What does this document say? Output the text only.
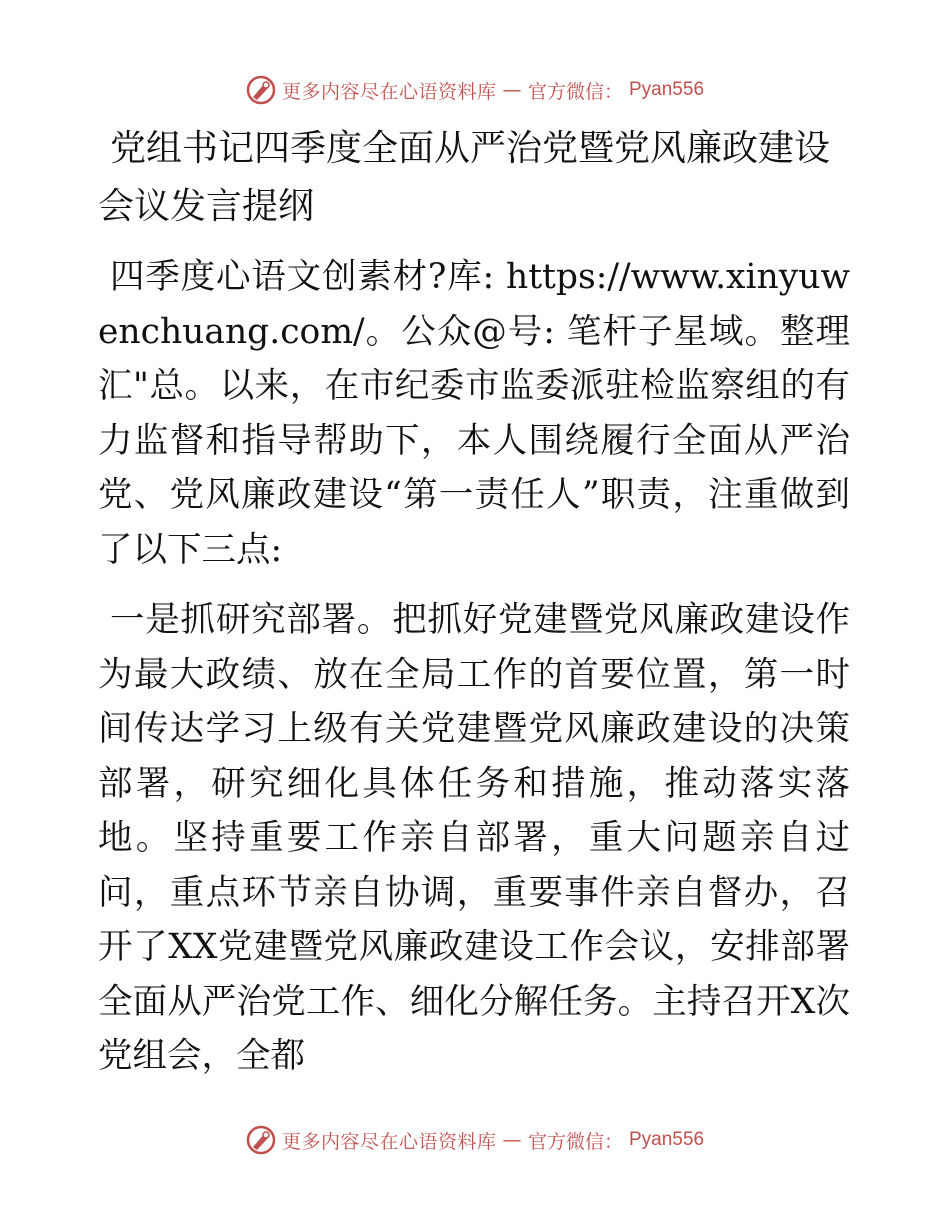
更多内容尽在心语资料库 — 官方微信： Pyan556
党组书记四季度全面从严治党暨党风廉政建设会议发言提纲

四季度心语文创素材?库: https://www.xinyuwenchuang.com/。公众@号: 笔杆子星域。整理汇"总。以来，在市纪委市监委派驻检监察组的有力监督和指导帮助下，本人围绕履行全面从严治党、党风廉政建设“第一责任人”职责，注重做到了以下三点:

一是抓研究部署。把抓好党建暨党风廉政建设作为最大政绩、放在全局工作的首要位置，第一时间传达学习上级有关党建暨党风廉政建设的决策部署，研究细化具体任务和措施，推动落实落地。坚持重要工作亲自部署，重大问题亲自过问，重点环节亲自协调，重要事件亲自督办，召开了XX党建暨党风廉政建设工作会议，安排部署全面从严治党工作、细化分解任务。主持召开X次党组会，全都

更多内容尽在心语资料库 — 官方微信： Pyan556
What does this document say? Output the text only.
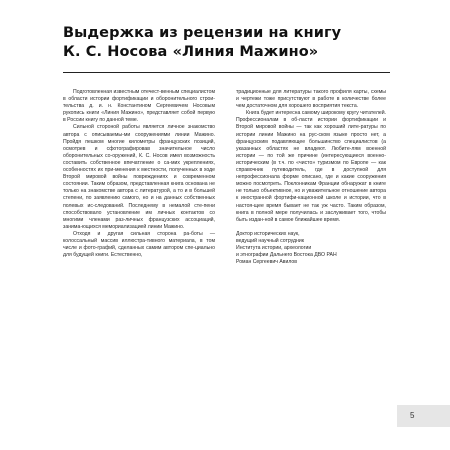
Выдержка из рецензии на книгу
К. С. Носова «Линия Мажино»

Подготовленная известным отечест-венным специалистом в области истории фортификации и оборонительного строи-тельства д. и. н. Константином Сергеевичем Носовым рукопись книги «Линия Мажино», представляет собой первую в России книгу по данной теме.

Сильной стороной работы является личное знакомство автора с описываемы-ми сооружениями линии Мажино. Пройдя пешком многие километры французских позиций, осмотрев и сфотографировав значительное число оборонительных со-оружений, К. С. Носов имел возможность составить собственное впечатление о са-мих укреплениях, особенностях их при-менения к местности, полученных в ходе Второй мировой войны повреждениях и современном состоянии. Таким образом, представленная книга основана не только на знакомстве автора с литературой, а то и в большей степени, по заявлению самого, но и на данных собственных полевых ис-следований. Последнему в немалой сте-пени способствовало установление им личных контактов со многими членами раз-личных французских ассоциаций, занима-ющихся мемориализацией линии Мажино.

Отходя и другая сильная сторона ра-боты — колоссальный массив иллюстра-тивного материала, в том числе и фото-графий, сделанных самим автором спе-циально для будущей книги. Естественно,

традиционные для литературы такого профиля карты, схемы и чертежи тоже присутствуют в работе в количестве более чем достаточном для хорошего восприятия текста.

Книга будет интересна самому широкому кругу читателей. Профессионалам в об-ласти истории фортификации и Второй мировой войны — так как хороший лите-ратуры по истории линии Мажино на рус-ском языке просто нет, а французским подавляющее большинство специалистов (а указанных областях не владеют. Любите-лям военной истории — по той же причине (интересующиеся военно-историческим (в т.ч. по «чисто» туризмом по Европе — как справочник путеводитель, где в доступной для непрофессионала форме описано, где и какие сооружения можно посмотреть. Поклонникам Франции обнаружат в книге не только объективное, но и уважительное отношение автора к иностранной фортифи-кационной школе и истории, что в настоя-щее время бывает не так уж часто. Таким образом, книга в полной мере получилась и заслуживает того, чтобы быть издан-ной в самое ближайшее время.

Доктор исторических наук,
ведущий научный сотрудник
Института истории, археологии
и этнографии Дальнего Востока ДВО РАН
Роман Сергеевич Авилов
5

> [What you should do]
Check the data for the word "войны" and pull out the lines that have it.

> [Exercise output]
Сильной стороной работы является личное знакомство автора с описываемы-ми сооружениями линии Мажино. Пройдя пешком многие километры французских позиций, осмотрев и сфотографировав значительное число оборонительных со-оружений, К. С. Носов имел возможность составить собственное впечатление о са-мих укреплениях, особенностях их при-менения к местности, полученных в ходе Второй мировой войны повреждениях и современном состоянии. Таким образом, представленная книга основана не только на знакомстве автора с литературой, а то и в большей степени, по заявлению самого, но и на данных собственных полевых ис-следований. Последнему в немалой сте-пени способствовало установление им личных контактов со многими членами раз-личных французских ассоциаций, занима-ющихся мемориализацией линии Мажино.
Книга будет интересна самому широкому кругу читателей. Профессионалам в об-ласти истории фортификации и Второй мировой войны — так как хороший лите-ратуры по истории линии Мажино на рус-ском языке просто нет, а французским подавляющее большинство специалистов (а указанных областях не владеют. Любите-лям военной истории — по той же причине (интересующиеся военно-историческим (в т.ч. по «чисто» туризмом по Европе — как справочник путеводитель, где в доступной для непрофессионала форме описано, где и какие сооружения можно посмотреть. Поклонникам Франции обнаружат в книге не только объективное, но и уважительное отношение автора к иностранной фортифи-кационной школе и истории, что в настоя-щее время бывает не так уж часто. Таким образом, книга в полной мере получилась и заслуживает того, чтобы быть издан-ной в самое ближайшее время.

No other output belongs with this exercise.